• **EXERCISE OBJECTIVE**:
In the entries that follow, find the word "tetraédrico" and report each line it is on.

[Raw records]
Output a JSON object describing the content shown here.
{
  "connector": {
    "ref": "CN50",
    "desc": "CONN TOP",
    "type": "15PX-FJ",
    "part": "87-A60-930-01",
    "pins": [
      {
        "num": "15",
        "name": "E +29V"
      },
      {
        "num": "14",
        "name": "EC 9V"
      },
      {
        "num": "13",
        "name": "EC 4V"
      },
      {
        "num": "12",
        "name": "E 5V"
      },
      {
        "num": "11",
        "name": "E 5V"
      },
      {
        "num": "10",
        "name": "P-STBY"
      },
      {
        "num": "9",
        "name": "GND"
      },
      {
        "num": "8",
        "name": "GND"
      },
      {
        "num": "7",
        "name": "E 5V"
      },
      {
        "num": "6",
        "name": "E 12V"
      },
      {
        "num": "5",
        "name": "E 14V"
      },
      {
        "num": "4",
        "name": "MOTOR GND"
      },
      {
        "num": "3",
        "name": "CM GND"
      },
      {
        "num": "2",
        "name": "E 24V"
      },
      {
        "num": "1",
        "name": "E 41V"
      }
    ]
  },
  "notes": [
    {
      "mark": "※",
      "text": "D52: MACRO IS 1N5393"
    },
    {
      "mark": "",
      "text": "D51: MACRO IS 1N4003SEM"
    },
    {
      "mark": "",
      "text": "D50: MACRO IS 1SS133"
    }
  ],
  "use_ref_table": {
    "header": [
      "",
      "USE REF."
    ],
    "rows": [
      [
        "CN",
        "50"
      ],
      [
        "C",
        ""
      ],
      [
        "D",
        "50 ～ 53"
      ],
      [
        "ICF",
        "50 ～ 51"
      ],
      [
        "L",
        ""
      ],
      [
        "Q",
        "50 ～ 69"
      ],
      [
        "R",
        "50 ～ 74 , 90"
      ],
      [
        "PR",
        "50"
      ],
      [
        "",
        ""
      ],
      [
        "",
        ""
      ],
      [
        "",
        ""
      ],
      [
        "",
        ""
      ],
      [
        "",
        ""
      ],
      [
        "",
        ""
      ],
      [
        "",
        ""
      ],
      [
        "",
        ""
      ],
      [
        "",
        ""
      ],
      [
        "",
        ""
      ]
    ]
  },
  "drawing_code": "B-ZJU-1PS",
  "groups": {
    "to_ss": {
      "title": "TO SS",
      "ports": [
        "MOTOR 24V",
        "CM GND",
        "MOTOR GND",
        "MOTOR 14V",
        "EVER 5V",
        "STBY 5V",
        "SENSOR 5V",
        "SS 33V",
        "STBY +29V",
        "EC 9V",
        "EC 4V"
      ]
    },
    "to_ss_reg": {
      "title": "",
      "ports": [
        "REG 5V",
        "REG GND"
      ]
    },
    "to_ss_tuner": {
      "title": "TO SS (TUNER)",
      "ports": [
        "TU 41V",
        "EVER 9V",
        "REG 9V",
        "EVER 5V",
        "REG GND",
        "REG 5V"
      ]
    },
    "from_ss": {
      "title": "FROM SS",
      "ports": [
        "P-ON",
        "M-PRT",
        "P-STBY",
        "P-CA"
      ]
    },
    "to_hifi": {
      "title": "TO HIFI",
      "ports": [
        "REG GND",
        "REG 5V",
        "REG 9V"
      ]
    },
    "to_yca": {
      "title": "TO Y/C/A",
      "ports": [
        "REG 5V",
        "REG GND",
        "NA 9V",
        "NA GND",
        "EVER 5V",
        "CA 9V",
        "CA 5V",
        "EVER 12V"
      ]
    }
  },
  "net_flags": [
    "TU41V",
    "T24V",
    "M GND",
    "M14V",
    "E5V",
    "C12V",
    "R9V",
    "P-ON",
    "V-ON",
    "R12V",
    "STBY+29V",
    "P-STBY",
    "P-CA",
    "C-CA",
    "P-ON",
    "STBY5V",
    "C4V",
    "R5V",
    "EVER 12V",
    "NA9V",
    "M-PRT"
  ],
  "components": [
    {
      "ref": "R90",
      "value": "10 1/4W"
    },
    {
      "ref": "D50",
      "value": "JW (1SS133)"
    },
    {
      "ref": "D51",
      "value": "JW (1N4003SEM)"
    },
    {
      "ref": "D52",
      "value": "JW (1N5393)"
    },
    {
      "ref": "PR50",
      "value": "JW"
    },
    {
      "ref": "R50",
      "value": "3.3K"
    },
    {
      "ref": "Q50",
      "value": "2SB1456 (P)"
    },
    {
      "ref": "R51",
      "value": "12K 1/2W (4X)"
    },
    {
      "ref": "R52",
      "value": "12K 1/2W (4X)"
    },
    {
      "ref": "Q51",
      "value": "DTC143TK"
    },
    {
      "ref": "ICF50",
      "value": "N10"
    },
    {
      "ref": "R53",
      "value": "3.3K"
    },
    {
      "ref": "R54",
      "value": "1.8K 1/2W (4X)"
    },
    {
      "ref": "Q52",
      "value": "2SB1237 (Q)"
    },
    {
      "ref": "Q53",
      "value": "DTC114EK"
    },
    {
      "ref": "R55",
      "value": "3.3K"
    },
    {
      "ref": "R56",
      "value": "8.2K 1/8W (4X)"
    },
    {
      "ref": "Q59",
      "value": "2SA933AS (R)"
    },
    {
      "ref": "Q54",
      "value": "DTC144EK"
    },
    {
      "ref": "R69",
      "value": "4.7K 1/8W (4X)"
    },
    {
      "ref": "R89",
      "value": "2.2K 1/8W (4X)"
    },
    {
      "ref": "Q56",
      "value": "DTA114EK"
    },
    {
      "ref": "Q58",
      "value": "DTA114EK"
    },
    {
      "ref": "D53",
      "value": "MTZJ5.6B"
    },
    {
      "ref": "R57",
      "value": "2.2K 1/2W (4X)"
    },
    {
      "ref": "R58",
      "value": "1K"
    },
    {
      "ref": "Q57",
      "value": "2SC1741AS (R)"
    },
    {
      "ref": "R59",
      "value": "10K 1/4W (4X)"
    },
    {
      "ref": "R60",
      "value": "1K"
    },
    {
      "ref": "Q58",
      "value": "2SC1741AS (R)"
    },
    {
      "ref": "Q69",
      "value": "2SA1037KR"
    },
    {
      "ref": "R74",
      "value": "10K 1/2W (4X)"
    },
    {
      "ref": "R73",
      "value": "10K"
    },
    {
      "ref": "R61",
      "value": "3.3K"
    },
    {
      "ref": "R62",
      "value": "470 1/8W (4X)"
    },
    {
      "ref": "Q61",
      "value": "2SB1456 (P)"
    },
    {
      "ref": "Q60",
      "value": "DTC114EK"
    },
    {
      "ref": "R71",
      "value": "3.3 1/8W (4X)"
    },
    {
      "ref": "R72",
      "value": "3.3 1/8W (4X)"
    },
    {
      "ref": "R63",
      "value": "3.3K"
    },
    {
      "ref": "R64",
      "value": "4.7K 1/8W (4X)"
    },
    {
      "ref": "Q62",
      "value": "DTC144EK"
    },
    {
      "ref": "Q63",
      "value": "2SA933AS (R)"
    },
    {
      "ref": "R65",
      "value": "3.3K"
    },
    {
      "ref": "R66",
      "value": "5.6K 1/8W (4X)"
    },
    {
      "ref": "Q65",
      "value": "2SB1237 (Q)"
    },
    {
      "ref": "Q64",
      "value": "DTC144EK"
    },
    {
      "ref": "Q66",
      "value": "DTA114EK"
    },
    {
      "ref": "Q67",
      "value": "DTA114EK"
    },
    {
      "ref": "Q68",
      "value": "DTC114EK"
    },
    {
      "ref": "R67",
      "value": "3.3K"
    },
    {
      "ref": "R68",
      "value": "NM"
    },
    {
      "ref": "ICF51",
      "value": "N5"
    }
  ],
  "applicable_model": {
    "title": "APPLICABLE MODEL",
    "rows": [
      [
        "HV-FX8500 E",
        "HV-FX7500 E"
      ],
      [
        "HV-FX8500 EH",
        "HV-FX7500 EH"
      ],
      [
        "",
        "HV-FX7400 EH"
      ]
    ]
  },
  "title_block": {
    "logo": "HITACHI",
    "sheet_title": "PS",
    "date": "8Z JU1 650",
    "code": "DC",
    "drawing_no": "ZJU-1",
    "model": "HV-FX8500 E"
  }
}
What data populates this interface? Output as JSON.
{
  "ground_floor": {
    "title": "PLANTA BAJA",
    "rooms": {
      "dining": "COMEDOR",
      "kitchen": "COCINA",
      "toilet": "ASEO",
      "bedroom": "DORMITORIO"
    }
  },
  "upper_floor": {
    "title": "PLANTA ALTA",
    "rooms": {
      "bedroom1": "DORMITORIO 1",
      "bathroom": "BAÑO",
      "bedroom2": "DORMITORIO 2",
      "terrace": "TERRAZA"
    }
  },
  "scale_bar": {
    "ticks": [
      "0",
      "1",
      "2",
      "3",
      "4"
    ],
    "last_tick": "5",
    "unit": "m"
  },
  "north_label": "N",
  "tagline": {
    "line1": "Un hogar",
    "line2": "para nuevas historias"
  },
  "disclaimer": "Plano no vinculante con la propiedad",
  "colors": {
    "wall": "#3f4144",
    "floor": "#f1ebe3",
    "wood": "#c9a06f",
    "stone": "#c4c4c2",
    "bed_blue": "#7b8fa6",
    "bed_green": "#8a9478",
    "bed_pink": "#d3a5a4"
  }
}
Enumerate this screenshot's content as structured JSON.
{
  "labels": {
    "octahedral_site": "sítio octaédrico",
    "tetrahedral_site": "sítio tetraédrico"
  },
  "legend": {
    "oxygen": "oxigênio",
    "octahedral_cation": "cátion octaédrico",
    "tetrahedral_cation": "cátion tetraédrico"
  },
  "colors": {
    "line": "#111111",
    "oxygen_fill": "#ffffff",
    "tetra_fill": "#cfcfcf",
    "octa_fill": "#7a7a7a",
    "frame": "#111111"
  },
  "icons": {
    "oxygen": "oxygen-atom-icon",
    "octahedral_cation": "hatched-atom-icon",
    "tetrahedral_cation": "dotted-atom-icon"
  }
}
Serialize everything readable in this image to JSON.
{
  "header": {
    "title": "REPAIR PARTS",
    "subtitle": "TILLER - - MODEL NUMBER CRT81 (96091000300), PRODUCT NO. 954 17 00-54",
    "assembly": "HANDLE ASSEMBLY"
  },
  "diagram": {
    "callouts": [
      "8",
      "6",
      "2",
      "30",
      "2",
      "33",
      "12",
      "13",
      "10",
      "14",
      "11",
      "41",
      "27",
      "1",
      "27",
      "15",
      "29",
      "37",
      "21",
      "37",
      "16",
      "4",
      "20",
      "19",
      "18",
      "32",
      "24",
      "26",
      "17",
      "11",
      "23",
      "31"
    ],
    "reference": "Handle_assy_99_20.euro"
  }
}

• **WORKED ANSWER**:
    "tetrahedral_site": "sítio tetraédrico"
    "tetrahedral_cation": "cátion tetraédrico"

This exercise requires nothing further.